>> Begin EXERCISE MATERIAL

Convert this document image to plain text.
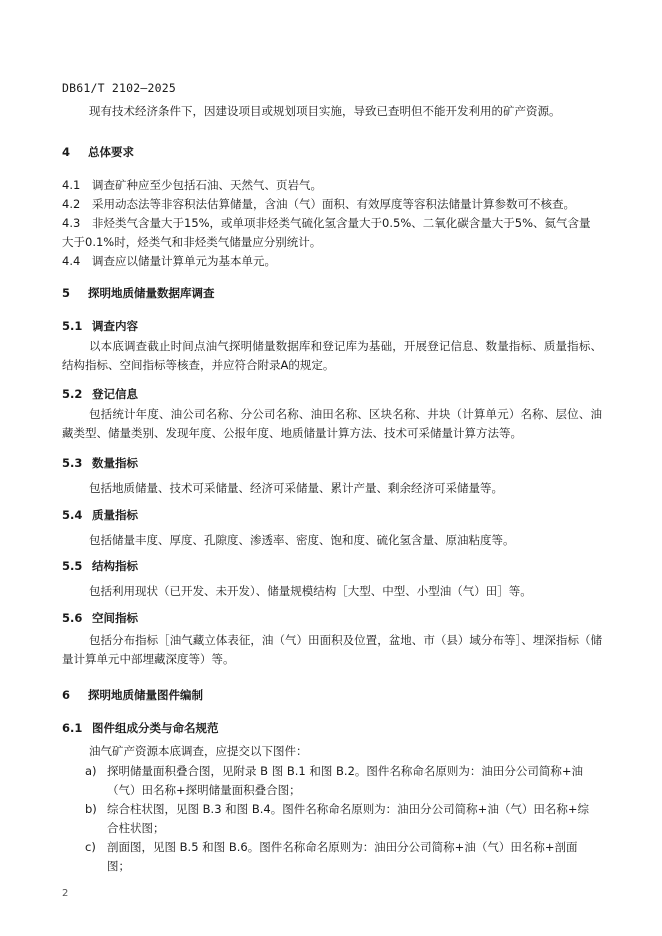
DB61/T 2102—2025

现有技术经济条件下，因建设项目或规划项目实施，导致已查明但不能开发利用的矿产资源。

4 总体要求
4.1 调查矿种应至少包括石油、天然气、页岩气。
4.2 采用动态法等非容积法估算储量，含油（气）面积、有效厚度等容积法储量计算参数可不核查。
4.3 非烃类气含量大于15%，或单项非烃类气硫化氢含量大于0.5%、二氧化碳含量大于5%、氦气含量大于0.1%时，烃类气和非烃类气储量应分别统计。
4.4 调查应以储量计算单元为基本单元。
5 探明地质储量数据库调查
5.1 调查内容

以本底调查截止时间点油气探明储量数据库和登记库为基础，开展登记信息、数量指标、质量指标、结构指标、空间指标等核查，并应符合附录A的规定。

5.2 登记信息

包括统计年度、油公司名称、分公司名称、油田名称、区块名称、井块（计算单元）名称、层位、油藏类型、储量类别、发现年度、公报年度、地质储量计算方法、技术可采储量计算方法等。

5.3 数量指标

包括地质储量、技术可采储量、经济可采储量、累计产量、剩余经济可采储量等。

5.4 质量指标

包括储量丰度、厚度、孔隙度、渗透率、密度、饱和度、硫化氢含量、原油粘度等。

5.5 结构指标

包括利用现状（已开发、未开发）、储量规模结构［大型、中型、小型油（气）田］等。

5.6 空间指标

包括分布指标［油气藏立体表征，油（气）田面积及位置，盆地、市（县）域分布等］、埋深指标（储量计算单元中部埋藏深度等）等。

6 探明地质储量图件编制
6.1 图件组成分类与命名规范

油气矿产资源本底调查，应提交以下图件：

a) 探明储量面积叠合图，见附录 B 图 B.1 和图 B.2。图件名称命名原则为：油田分公司简称+油（气）田名称+探明储量面积叠合图；
b) 综合柱状图，见图 B.3 和图 B.4。图件名称命名原则为：油田分公司简称+油（气）田名称+综合柱状图；
c) 剖面图，见图 B.5 和图 B.6。图件名称命名原则为：油田分公司简称+油（气）田名称+剖面图；
2
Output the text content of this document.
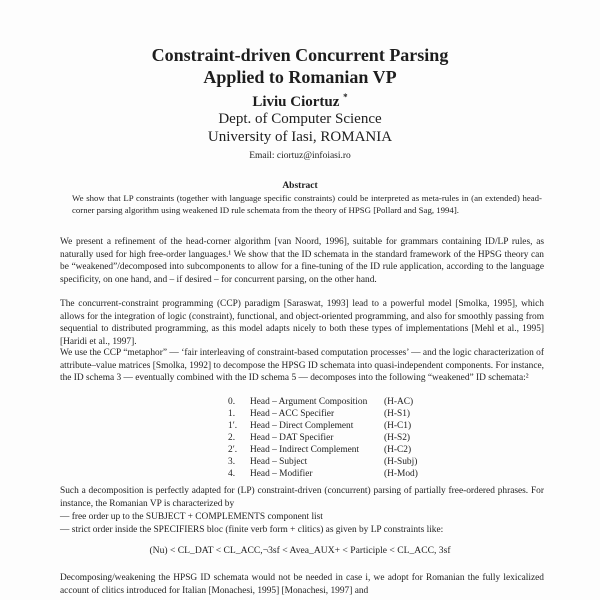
Constraint-driven Concurrent Parsing
Applied to Romanian VP
Liviu Ciortuz *
Dept. of Computer Science
University of Iasi, ROMANIA
Email: ciortuz@infoiasi.ro
Abstract
We show that LP constraints (together with language specific constraints) could be interpreted as meta-rules in (an extended) head-corner parsing algorithm using weakened ID rule schemata from the theory of HPSG [Pollard and Sag, 1994].
We present a refinement of the head-corner algorithm [van Noord, 1996], suitable for grammars containing ID/LP rules, as naturally used for high free-order languages.¹ We show that the ID schemata in the standard framework of the HPSG theory can be “weakened”/decomposed into subcomponents to allow for a fine-tuning of the ID rule application, according to the language specificity, on one hand, and – if desired – for concurrent parsing, on the other hand.
The concurrent-constraint programming (CCP) paradigm [Saraswat, 1993] lead to a powerful model [Smolka, 1995], which allows for the integration of logic (constraint), functional, and object-oriented programming, and also for smoothly passing from sequential to distributed programming, as this model adapts nicely to both these types of implementations [Mehl et al., 1995] [Haridi et al., 1997].
We use the CCP “metaphor” — ‘fair interleaving of constraint-based computation processes’ — and the logic characterization of attribute–value matrices [Smolka, 1992] to decompose the HPSG ID schemata into quasi-independent components. For instance, the ID schema 3 — eventually combined with the ID schema 5 — decomposes into the following “weakened” ID schemata:²
0.	Head – Argument Composition	(H-AC)
1.	Head – ACC Specifier	(H-S1)
1′.	Head – Direct Complement	(H-C1)
2.	Head – DAT Specifier	(H-S2)
2′.	Head – Indirect Complement	(H-C2)
3.	Head – Subject	(H-Subj)
4.	Head – Modifier	(H-Mod)
Such a decomposition is perfectly adapted for (LP) constraint-driven (concurrent) parsing of partially free-ordered phrases. For instance, the Romanian VP is characterized by
— free order up to the SUBJECT + COMPLEMENTS component list
— strict order inside the SPECIFIERS bloc (finite verb form + clitics) as given by LP constraints like:
(Nu) < CL_DAT < CL_ACC,¬3sf < Avea_AUX+ < Participle < CL_ACC, 3sf
Decomposing/weakening the HPSG ID schemata would not be needed in case i, we adopt for Romanian the fully lexicalized account of clitics introduced for Italian [Monachesi, 1995] [Monachesi, 1997] and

>> End EXERCISE MATERIAL

TASK DIRECTIONS:
Restate the entire listing word for word, excluding pictures.

EXPECTED ANSWER:
Convert this document image to plain text.
DB61/T 2102—2025

现有技术经济条件下，因建设项目或规划项目实施，导致已查明但不能开发利用的矿产资源。

4 总体要求
4.1 调查矿种应至少包括石油、天然气、页岩气。
4.2 采用动态法等非容积法估算储量，含油（气）面积、有效厚度等容积法储量计算参数可不核查。
4.3 非烃类气含量大于15%，或单项非烃类气硫化氢含量大于0.5%、二氧化碳含量大于5%、氦气含量大于0.1%时，烃类气和非烃类气储量应分别统计。
4.4 调查应以储量计算单元为基本单元。
5 探明地质储量数据库调查
5.1 调查内容

以本底调查截止时间点油气探明储量数据库和登记库为基础，开展登记信息、数量指标、质量指标、结构指标、空间指标等核查，并应符合附录A的规定。

5.2 登记信息

包括统计年度、油公司名称、分公司名称、油田名称、区块名称、井块（计算单元）名称、层位、油藏类型、储量类别、发现年度、公报年度、地质储量计算方法、技术可采储量计算方法等。

5.3 数量指标

包括地质储量、技术可采储量、经济可采储量、累计产量、剩余经济可采储量等。

5.4 质量指标

包括储量丰度、厚度、孔隙度、渗透率、密度、饱和度、硫化氢含量、原油粘度等。

5.5 结构指标

包括利用现状（已开发、未开发）、储量规模结构［大型、中型、小型油（气）田］等。

5.6 空间指标

包括分布指标［油气藏立体表征，油（气）田面积及位置，盆地、市（县）域分布等］、埋深指标（储量计算单元中部埋藏深度等）等。

6 探明地质储量图件编制
6.1 图件组成分类与命名规范

油气矿产资源本底调查，应提交以下图件：

a) 探明储量面积叠合图，见附录 B 图 B.1 和图 B.2。图件名称命名原则为：油田分公司简称+油（气）田名称+探明储量面积叠合图；
b) 综合柱状图，见图 B.3 和图 B.4。图件名称命名原则为：油田分公司简称+油（气）田名称+综合柱状图；
c) 剖面图，见图 B.5 和图 B.6。图件名称命名原则为：油田分公司简称+油（气）田名称+剖面图；
2
Output the text content of this document.
Constraint-driven Concurrent Parsing
Applied to Romanian VP
Liviu Ciortuz *
Dept. of Computer Science
University of Iasi, ROMANIA
Email: ciortuz@infoiasi.ro
Abstract
We show that LP constraints (together with language specific constraints) could be interpreted as meta-rules in (an extended) head-corner parsing algorithm using weakened ID rule schemata from the theory of HPSG [Pollard and Sag, 1994].
We present a refinement of the head-corner algorithm [van Noord, 1996], suitable for grammars containing ID/LP rules, as naturally used for high free-order languages.¹ We show that the ID schemata in the standard framework of the HPSG theory can be “weakened”/decomposed into subcomponents to allow for a fine-tuning of the ID rule application, according to the language specificity, on one hand, and – if desired – for concurrent parsing, on the other hand.
The concurrent-constraint programming (CCP) paradigm [Saraswat, 1993] lead to a powerful model [Smolka, 1995], which allows for the integration of logic (constraint), functional, and object-oriented programming, and also for smoothly passing from sequential to distributed programming, as this model adapts nicely to both these types of implementations [Mehl et al., 1995] [Haridi et al., 1997].
We use the CCP “metaphor” — ‘fair interleaving of constraint-based computation processes’ — and the logic characterization of attribute–value matrices [Smolka, 1992] to decompose the HPSG ID schemata into quasi-independent components. For instance, the ID schema 3 — eventually combined with the ID schema 5 — decomposes into the following “weakened” ID schemata:²
0.	Head – Argument Composition	(H-AC)
1.	Head – ACC Specifier	(H-S1)
1′.	Head – Direct Complement	(H-C1)
2.	Head – DAT Specifier	(H-S2)
2′.	Head – Indirect Complement	(H-C2)
3.	Head – Subject	(H-Subj)
4.	Head – Modifier	(H-Mod)
Such a decomposition is perfectly adapted for (LP) constraint-driven (concurrent) parsing of partially free-ordered phrases. For instance, the Romanian VP is characterized by
— free order up to the SUBJECT + COMPLEMENTS component list
— strict order inside the SPECIFIERS bloc (finite verb form + clitics) as given by LP constraints like:
(Nu) < CL_DAT < CL_ACC,¬3sf < Avea_AUX+ < Participle < CL_ACC, 3sf
Decomposing/weakening the HPSG ID schemata would not be needed in case i, we adopt for Romanian the fully lexicalized account of clitics introduced for Italian [Monachesi, 1995] [Monachesi, 1997] and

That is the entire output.